Omit all pictures, then retype the data exactly as given.

Data entries:
---------------
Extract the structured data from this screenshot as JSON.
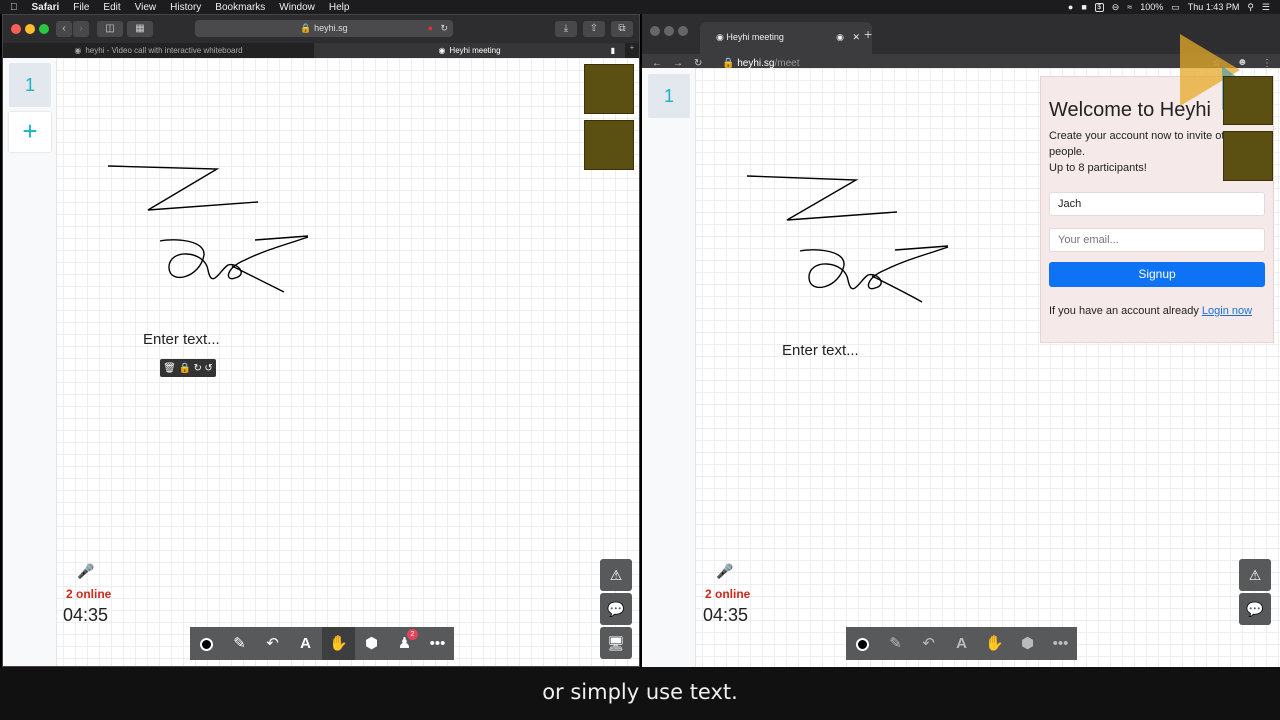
{
  "menubar": {
    "items": [
      "Safari",
      "File",
      "Edit",
      "View",
      "History",
      "Bookmarks",
      "Window",
      "Help"
    ],
    "battery": "100%",
    "clock": "Thu 1:43 PM"
  },
  "safari": {
    "url": "heyhi.sg",
    "tabs": [
      "heyhi - Video call with interactive whiteboard",
      "Heyhi meeting"
    ]
  },
  "chrome": {
    "tab_title": "Heyhi meeting",
    "url_domain": "heyhi.sg",
    "url_path": "/meet"
  },
  "whiteboard": {
    "page_number": "1",
    "add_page": "+",
    "online_count": "2 online",
    "timer": "04:35",
    "text_placeholder": "Enter text...",
    "participants_badge": "2"
  },
  "signup": {
    "title": "Welcome to Heyhi",
    "line1": "Create your account now to invite ot",
    "line2": "people.",
    "line3": "Up to 8 participants!",
    "name_value": "Jach",
    "email_placeholder": "Your email...",
    "button": "Signup",
    "login_prompt": "If you have an account already",
    "login_link": "Login now"
  },
  "caption": "or simply use text.",
  "colors": {
    "accent": "#1ab2c7",
    "online": "#d0281a",
    "signup_button": "#0d72f3",
    "toolbar": "#58595b"
  }
}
---------------
→ **The reply**:
Extract the structured data from this screenshot as JSON.
{
  "menubar": {
    "items": [
      "Safari",
      "File",
      "Edit",
      "View",
      "History",
      "Bookmarks",
      "Window",
      "Help"
    ],
    "battery": "100%",
    "clock": "Thu 1:43 PM"
  },
  "safari": {
    "url": "heyhi.sg",
    "tabs": [
      "heyhi - Video call with interactive whiteboard",
      "Heyhi meeting"
    ]
  },
  "chrome": {
    "tab_title": "Heyhi meeting",
    "url_domain": "heyhi.sg",
    "url_path": "/meet"
  },
  "whiteboard": {
    "page_number": "1",
    "add_page": "+",
    "online_count": "2 online",
    "timer": "04:35",
    "text_placeholder": "Enter text...",
    "participants_badge": "2"
  },
  "signup": {
    "title": "Welcome to Heyhi",
    "line1": "Create your account now to invite ot",
    "line2": "people.",
    "line3": "Up to 8 participants!",
    "name_value": "Jach",
    "email_placeholder": "Your email...",
    "button": "Signup",
    "login_prompt": "If you have an account already",
    "login_link": "Login now"
  },
  "caption": "or simply use text.",
  "colors": {
    "accent": "#1ab2c7",
    "online": "#d0281a",
    "signup_button": "#0d72f3",
    "toolbar": "#58595b"
  }
}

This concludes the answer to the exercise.